Work to complete> Lay out every line of the rows below as a Markdown table with the columns n and Line, numbering each line and skipping blank ones. Leave the pictures out.

* * * *

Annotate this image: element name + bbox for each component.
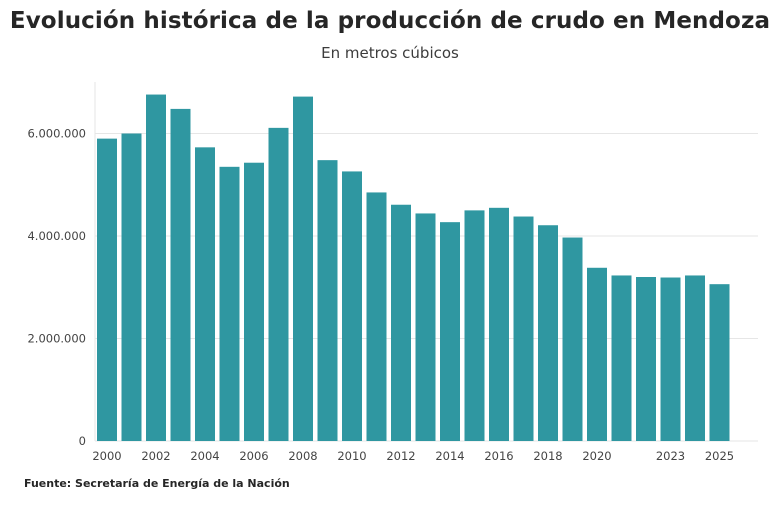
source-note: Fuente: Secretaría de Energía de la Naci… (24, 477, 290, 490)
x-tick-label: 2008 (288, 449, 317, 463)
chart-subtitle: En metros cúbicos (321, 44, 459, 62)
bar-2006 (244, 162, 264, 441)
bar-2021 (611, 275, 632, 441)
bar-2015 (464, 210, 485, 441)
bar-2017 (513, 216, 534, 441)
x-tick-label: 2020 (582, 449, 611, 463)
axis-layer: 0 2.000.000 4.000.000 6.000.000 2000 2002 2004… (27, 127, 734, 464)
x-tick-label: 2025 (705, 449, 734, 463)
bar-2000 (97, 138, 117, 441)
bar-2004 (195, 147, 215, 441)
bar-2022 (636, 277, 656, 441)
bar-layer (97, 94, 730, 442)
x-tick-label: 2016 (484, 449, 513, 463)
bar-2007 (268, 127, 289, 442)
x-tick-label: 2018 (533, 449, 562, 463)
bar-2009 (317, 160, 338, 441)
x-tick-label: 2023 (656, 449, 685, 463)
x-tick-label: 2012 (386, 449, 415, 463)
y-tick-label: 4.000.000 (27, 229, 86, 243)
bar-2012 (391, 204, 411, 441)
bar-2003 (170, 108, 191, 442)
bar-2002 (146, 94, 166, 442)
bar-2020 (587, 267, 607, 441)
bar-2024 (685, 275, 705, 441)
bar-2025 (709, 284, 730, 441)
bar-2019 (562, 237, 583, 441)
bar-2023 (660, 277, 681, 441)
bar-2013 (415, 213, 436, 441)
bar-2018 (538, 225, 558, 441)
bar-2010 (342, 171, 362, 442)
y-tick-label: 0 (79, 434, 86, 448)
bar-2014 (440, 222, 460, 441)
bar-2001 (121, 133, 142, 441)
x-tick-label: 2002 (141, 449, 170, 463)
y-tick-label: 6.000.000 (27, 127, 86, 141)
chart-title: Evolución histórica de la producción de … (9, 8, 771, 34)
bar-2008 (293, 96, 313, 441)
bar-2011 (366, 192, 387, 441)
x-tick-label: 2010 (337, 449, 366, 463)
x-tick-label: 2014 (435, 449, 464, 463)
x-tick-label: 2004 (190, 449, 219, 463)
x-tick-label: 2000 (92, 449, 121, 463)
bar-2016 (489, 207, 509, 441)
x-tick-label: 2006 (239, 449, 268, 463)
bar-2005 (219, 166, 240, 441)
y-tick-label: 2.000.000 (27, 332, 86, 346)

* * * *

Correct result>
| n | Line |
|---|---|
| 1 | Annotate this image: element name + bbox for each component. |
| 2 | source-note: Fuente: Secretaría de Energía de la Naci… (24, 477, 290, 490) |
| 3 | x-tick-label: 2008 (288, 449, 317, 463) |
| 4 | chart-subtitle: En metros cúbicos (321, 44, 459, 62) |
| 5 | bar-2006 (244, 162, 264, 441) |
| 6 | bar-2021 (611, 275, 632, 441) |
| 7 | bar-2015 (464, 210, 485, 441) |
| 8 | bar-2017 (513, 216, 534, 441) |
| 9 | x-tick-label: 2020 (582, 449, 611, 463) |
| 10 | axis-layer: 0 2.000.000 4.000.000 6.000.000 2000 2002 2004… (27, 127, 734, 464) |
| 11 | x-tick-label: 2025 (705, 449, 734, 463) |
| 12 | bar-2000 (97, 138, 117, 441) |
| 13 | bar-2004 (195, 147, 215, 441) |
| 14 | bar-2022 (636, 277, 656, 441) |
| 15 | bar-layer (97, 94, 730, 442) |
| 16 | x-tick-label: 2016 (484, 449, 513, 463) |
| 17 | bar-2007 (268, 127, 289, 442) |
| 18 | x-tick-label: 2018 (533, 449, 562, 463) |
| 19 | bar-2009 (317, 160, 338, 441) |
| 20 | x-tick-label: 2023 (656, 449, 685, 463) |
| 21 | x-tick-label: 2012 (386, 449, 415, 463) |
| 22 | y-tick-label: 4.000.000 (27, 229, 86, 243) |
| 23 | bar-2012 (391, 204, 411, 441) |
| 24 | bar-2003 (170, 108, 191, 442) |
| 25 | bar-2002 (146, 94, 166, 442) |
| 26 | bar-2020 (587, 267, 607, 441) |
| 27 | bar-2024 (685, 275, 705, 441) |
| 28 | bar-2025 (709, 284, 730, 441) |
| 29 | bar-2019 (562, 237, 583, 441) |
| 30 | bar-2023 (660, 277, 681, 441) |
| 31 | bar-2013 (415, 213, 436, 441) |
| 32 | bar-2018 (538, 225, 558, 441) |
| 33 | bar-2010 (342, 171, 362, 442) |
| 34 | y-tick-label: 0 (79, 434, 86, 448) |
| 35 | bar-2014 (440, 222, 460, 441) |
| 36 | bar-2001 (121, 133, 142, 441) |
| 37 | x-tick-label: 2002 (141, 449, 170, 463) |
| 38 | y-tick-label: 6.000.000 (27, 127, 86, 141) |
| 39 | chart-title: Evolución histórica de la producción de … (9, 8, 771, 34) |
| 40 | bar-2008 (293, 96, 313, 441) |
| 41 | bar-2011 (366, 192, 387, 441) |
| 42 | x-tick-label: 2010 (337, 449, 366, 463) |
| 43 | x-tick-label: 2014 (435, 449, 464, 463) |
| 44 | x-tick-label: 2004 (190, 449, 219, 463) |
| 45 | x-tick-label: 2000 (92, 449, 121, 463) |
| 46 | bar-2016 (489, 207, 509, 441) |
| 47 | x-tick-label: 2006 (239, 449, 268, 463) |
| 48 | bar-2005 (219, 166, 240, 441) |
| 49 | y-tick-label: 2.000.000 (27, 332, 86, 346) |